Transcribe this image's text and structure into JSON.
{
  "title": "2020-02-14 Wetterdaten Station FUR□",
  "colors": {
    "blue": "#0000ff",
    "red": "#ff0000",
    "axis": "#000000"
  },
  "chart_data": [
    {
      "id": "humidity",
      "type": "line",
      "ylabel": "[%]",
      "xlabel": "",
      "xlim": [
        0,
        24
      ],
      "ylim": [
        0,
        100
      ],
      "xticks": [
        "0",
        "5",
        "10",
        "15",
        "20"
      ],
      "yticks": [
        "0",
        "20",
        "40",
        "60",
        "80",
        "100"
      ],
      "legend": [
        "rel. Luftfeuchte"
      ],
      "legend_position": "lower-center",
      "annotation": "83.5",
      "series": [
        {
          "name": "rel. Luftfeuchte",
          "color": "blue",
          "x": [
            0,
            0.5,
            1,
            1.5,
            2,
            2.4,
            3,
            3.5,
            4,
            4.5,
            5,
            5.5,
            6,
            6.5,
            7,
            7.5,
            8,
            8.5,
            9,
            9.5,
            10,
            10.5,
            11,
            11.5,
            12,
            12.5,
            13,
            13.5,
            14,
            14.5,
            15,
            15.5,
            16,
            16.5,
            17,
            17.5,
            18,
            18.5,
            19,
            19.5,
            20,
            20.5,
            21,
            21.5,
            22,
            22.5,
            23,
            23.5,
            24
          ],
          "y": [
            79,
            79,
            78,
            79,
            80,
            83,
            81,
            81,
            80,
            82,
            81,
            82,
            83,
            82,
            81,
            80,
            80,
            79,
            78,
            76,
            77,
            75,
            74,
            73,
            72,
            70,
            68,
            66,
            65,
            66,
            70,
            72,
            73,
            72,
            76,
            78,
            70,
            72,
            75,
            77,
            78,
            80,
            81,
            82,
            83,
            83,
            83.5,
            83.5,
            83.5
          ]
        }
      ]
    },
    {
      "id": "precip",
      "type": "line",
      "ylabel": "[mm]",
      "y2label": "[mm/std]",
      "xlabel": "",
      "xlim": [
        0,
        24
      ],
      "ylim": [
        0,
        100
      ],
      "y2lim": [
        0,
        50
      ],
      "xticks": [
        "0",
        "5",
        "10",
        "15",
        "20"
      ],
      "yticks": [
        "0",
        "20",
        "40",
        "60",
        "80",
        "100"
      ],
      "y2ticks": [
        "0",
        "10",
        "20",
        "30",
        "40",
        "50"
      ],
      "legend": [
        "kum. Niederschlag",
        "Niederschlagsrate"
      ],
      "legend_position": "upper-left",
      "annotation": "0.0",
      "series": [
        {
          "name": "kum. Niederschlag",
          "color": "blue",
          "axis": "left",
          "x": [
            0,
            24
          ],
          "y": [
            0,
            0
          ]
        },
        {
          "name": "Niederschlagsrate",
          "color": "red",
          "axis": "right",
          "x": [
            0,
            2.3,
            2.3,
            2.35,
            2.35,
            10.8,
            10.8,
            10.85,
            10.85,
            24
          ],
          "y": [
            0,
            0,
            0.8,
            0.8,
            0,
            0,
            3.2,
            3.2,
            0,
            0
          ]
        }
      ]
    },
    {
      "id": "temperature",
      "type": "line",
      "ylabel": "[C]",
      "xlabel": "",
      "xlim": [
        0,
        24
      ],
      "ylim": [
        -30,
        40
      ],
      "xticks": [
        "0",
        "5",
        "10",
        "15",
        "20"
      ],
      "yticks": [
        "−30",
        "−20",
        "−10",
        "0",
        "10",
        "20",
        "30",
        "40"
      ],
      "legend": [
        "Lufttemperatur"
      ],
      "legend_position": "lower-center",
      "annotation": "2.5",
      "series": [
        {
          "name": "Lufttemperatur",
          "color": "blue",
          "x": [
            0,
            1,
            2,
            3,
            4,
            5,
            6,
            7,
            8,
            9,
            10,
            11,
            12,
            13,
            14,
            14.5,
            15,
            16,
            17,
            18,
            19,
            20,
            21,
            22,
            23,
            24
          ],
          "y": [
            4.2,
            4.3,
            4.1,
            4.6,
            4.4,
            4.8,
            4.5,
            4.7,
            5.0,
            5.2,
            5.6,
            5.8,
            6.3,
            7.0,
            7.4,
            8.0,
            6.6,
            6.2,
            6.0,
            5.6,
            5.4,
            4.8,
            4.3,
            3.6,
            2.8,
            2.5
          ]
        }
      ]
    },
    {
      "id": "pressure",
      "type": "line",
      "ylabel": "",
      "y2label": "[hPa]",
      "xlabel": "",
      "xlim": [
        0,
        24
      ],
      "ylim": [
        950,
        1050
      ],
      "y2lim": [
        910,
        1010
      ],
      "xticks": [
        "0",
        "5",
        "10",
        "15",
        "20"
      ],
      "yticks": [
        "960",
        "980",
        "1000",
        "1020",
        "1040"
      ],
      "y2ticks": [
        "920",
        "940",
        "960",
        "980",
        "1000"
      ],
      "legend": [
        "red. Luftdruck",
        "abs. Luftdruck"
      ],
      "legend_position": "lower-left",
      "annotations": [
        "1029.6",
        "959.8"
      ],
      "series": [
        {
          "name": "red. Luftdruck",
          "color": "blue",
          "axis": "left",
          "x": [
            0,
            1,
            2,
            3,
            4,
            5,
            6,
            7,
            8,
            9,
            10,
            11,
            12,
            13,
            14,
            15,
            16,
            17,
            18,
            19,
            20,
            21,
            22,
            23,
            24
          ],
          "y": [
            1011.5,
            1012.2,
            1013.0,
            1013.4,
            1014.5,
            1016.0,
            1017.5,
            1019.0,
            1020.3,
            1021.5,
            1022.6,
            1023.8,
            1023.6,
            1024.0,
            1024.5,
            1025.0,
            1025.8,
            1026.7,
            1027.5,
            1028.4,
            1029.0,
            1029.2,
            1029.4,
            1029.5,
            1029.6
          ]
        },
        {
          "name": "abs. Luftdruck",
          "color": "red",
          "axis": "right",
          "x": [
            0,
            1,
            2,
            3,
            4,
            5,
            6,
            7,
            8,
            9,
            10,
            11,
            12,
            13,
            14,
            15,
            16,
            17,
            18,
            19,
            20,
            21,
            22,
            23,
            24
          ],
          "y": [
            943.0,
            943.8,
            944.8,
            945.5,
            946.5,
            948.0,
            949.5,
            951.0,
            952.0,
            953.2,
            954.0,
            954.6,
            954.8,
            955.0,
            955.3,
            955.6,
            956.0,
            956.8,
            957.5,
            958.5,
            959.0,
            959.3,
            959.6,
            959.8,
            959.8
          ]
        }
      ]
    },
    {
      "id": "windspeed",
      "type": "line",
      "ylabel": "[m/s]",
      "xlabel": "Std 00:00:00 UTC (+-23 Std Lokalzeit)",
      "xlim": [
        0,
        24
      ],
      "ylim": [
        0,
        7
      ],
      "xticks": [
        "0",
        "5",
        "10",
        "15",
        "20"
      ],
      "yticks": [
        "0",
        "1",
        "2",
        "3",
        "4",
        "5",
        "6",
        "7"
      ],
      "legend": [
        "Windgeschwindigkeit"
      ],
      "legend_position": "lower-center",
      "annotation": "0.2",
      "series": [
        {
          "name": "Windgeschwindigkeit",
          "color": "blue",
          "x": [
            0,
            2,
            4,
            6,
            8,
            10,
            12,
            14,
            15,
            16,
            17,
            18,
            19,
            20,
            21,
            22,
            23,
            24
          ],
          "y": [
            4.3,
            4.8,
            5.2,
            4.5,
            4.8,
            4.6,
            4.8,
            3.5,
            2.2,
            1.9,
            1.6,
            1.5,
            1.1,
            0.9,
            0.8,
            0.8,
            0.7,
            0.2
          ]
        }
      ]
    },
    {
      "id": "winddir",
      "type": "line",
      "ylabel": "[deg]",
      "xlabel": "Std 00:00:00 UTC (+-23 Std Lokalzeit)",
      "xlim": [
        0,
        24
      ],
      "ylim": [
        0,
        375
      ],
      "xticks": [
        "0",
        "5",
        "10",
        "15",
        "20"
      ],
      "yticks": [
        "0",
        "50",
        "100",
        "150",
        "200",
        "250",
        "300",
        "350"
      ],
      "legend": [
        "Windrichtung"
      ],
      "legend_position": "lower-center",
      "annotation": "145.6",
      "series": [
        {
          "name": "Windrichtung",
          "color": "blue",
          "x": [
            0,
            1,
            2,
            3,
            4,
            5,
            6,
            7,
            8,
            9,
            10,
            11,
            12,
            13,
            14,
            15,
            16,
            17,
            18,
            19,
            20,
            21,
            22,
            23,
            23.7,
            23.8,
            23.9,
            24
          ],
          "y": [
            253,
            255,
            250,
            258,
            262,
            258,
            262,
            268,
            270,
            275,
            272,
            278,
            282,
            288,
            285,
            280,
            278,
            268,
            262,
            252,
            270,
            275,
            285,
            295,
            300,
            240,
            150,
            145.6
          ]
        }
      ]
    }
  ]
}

[YOUR TASK]
Copy every line of the listing containing the string "name".

[CORRECT OUTPUT]
          "name": "rel. Luftfeuchte",
          "name": "kum. Niederschlag",
          "name": "Niederschlagsrate",
          "name": "Lufttemperatur",
          "name": "red. Luftdruck",
          "name": "abs. Luftdruck",
          "name": "Windgeschwindigkeit",
          "name": "Windrichtung",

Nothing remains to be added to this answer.